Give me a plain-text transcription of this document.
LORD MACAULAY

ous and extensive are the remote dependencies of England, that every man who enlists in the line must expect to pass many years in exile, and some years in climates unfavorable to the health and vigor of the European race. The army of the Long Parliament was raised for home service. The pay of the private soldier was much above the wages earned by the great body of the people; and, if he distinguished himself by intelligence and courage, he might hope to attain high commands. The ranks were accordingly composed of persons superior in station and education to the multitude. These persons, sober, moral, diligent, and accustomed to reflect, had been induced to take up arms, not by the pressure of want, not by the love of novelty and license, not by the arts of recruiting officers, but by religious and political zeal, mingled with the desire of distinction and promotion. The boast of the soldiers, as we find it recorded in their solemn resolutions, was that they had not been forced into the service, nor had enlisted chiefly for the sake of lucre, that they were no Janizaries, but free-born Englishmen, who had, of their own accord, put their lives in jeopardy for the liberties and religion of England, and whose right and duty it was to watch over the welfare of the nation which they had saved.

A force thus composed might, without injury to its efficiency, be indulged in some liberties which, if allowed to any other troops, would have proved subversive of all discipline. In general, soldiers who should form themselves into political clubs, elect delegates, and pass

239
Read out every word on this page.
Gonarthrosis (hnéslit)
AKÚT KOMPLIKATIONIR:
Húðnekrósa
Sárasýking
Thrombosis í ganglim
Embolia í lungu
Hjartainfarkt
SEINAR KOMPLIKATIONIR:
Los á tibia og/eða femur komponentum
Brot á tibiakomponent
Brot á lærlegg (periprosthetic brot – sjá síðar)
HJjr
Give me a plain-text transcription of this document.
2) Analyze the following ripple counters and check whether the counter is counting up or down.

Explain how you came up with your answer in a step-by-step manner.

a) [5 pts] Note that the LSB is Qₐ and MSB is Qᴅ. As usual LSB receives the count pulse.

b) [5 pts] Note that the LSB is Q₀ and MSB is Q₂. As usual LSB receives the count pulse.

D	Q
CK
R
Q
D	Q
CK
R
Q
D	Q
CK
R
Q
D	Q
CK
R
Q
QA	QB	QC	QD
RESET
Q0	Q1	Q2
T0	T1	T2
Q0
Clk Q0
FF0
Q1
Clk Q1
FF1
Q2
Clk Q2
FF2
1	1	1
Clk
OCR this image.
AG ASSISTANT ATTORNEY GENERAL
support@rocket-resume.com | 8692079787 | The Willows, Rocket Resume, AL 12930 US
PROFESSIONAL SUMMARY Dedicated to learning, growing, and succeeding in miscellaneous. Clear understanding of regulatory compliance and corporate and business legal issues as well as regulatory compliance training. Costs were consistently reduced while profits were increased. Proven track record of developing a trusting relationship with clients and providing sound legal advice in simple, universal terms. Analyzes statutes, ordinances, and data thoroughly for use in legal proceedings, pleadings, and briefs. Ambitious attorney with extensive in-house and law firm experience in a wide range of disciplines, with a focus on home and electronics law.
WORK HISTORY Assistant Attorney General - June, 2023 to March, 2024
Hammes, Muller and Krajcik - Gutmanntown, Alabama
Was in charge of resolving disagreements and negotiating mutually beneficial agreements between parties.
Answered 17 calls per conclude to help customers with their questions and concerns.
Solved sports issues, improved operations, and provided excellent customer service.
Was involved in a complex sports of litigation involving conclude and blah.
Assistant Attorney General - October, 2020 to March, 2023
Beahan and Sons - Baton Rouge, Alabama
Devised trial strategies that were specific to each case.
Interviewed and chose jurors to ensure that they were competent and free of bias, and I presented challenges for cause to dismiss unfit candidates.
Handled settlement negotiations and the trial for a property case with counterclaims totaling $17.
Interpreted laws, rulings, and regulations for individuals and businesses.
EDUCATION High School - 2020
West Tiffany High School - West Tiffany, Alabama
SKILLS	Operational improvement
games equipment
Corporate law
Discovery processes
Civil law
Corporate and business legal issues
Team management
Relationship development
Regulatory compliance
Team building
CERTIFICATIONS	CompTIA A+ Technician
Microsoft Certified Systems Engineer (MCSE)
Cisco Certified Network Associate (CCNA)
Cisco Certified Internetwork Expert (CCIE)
****************************************
GIVEN EXERCISE: Among the entries above, how many lines hold the word "receives"? Reply with only that number.

ANSWER BELOW: 2